§ Work instructions: Copy out all the lines exactly. Omit pictures.

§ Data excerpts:

-----

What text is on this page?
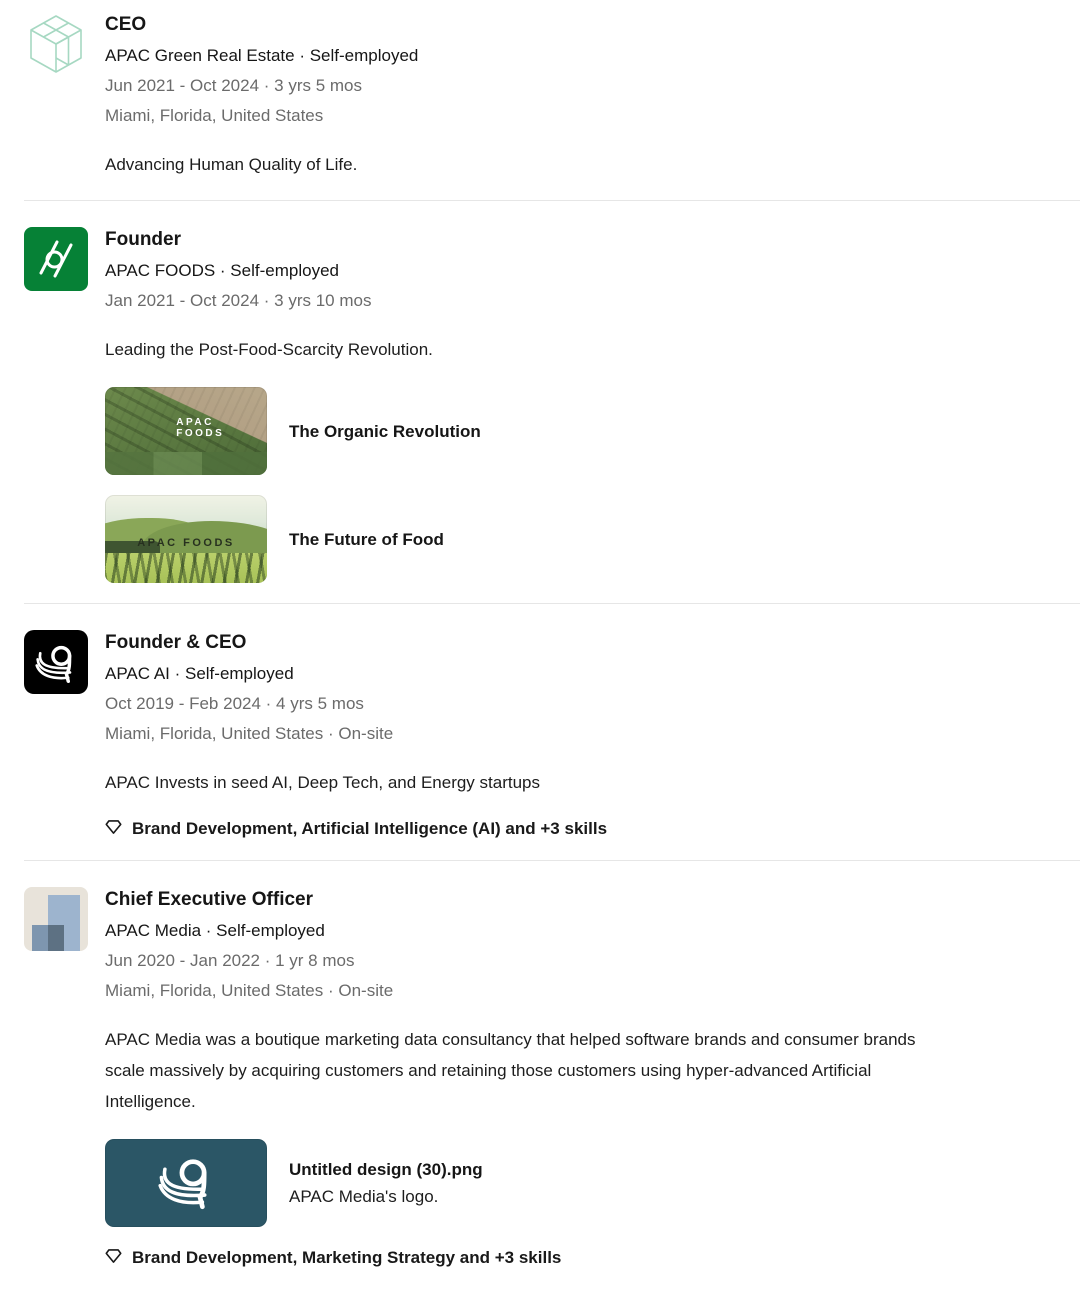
CEO
APAC Green Real Estate · Self-employed
Jun 2021 - Oct 2024 · 3 yrs 5 mos
Miami, Florida, United States
Advancing Human Quality of Life.
Founder
APAC FOODS · Self-employed
Jan 2021 - Oct 2024 · 3 yrs 10 mos
Leading the Post-Food-Scarcity Revolution.
APAC FOODS	The Organic Revolution
APAC FOODS	The Future of Food
Founder & CEO
APAC AI · Self-employed
Oct 2019 - Feb 2024 · 4 yrs 5 mos
Miami, Florida, United States · On-site
APAC Invests in seed AI, Deep Tech, and Energy startups
Brand Development, Artificial Intelligence (AI) and +3 skills
Chief Executive Officer
APAC Media · Self-employed
Jun 2020 - Jan 2022 · 1 yr 8 mos
Miami, Florida, United States · On-site
APAC Media was a boutique marketing data consultancy that helped software brands and consumer brands scale massively by acquiring customers and retaining those customers using hyper-advanced Artificial Intelligence.
Untitled design (30).png
APAC Media's logo.
Brand Development, Marketing Strategy and +3 skills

-----

§ Correct output:
What text is on this page?
CEO
APAC Green Real Estate · Self-employed
Jun 2021 - Oct 2024 · 3 yrs 5 mos
Miami, Florida, United States
Advancing Human Quality of Life.
Founder
APAC FOODS · Self-employed
Jan 2021 - Oct 2024 · 3 yrs 10 mos
Leading the Post-Food-Scarcity Revolution.
APAC FOODS	The Organic Revolution
APAC FOODS	The Future of Food
Founder & CEO
APAC AI · Self-employed
Oct 2019 - Feb 2024 · 4 yrs 5 mos
Miami, Florida, United States · On-site
APAC Invests in seed AI, Deep Tech, and Energy startups
Brand Development, Artificial Intelligence (AI) and +3 skills
Chief Executive Officer
APAC Media · Self-employed
Jun 2020 - Jan 2022 · 1 yr 8 mos
Miami, Florida, United States · On-site
APAC Media was a boutique marketing data consultancy that helped software brands and consumer brands scale massively by acquiring customers and retaining those customers using hyper-advanced Artificial Intelligence.
Untitled design (30).png
APAC Media's logo.
Brand Development, Marketing Strategy and +3 skills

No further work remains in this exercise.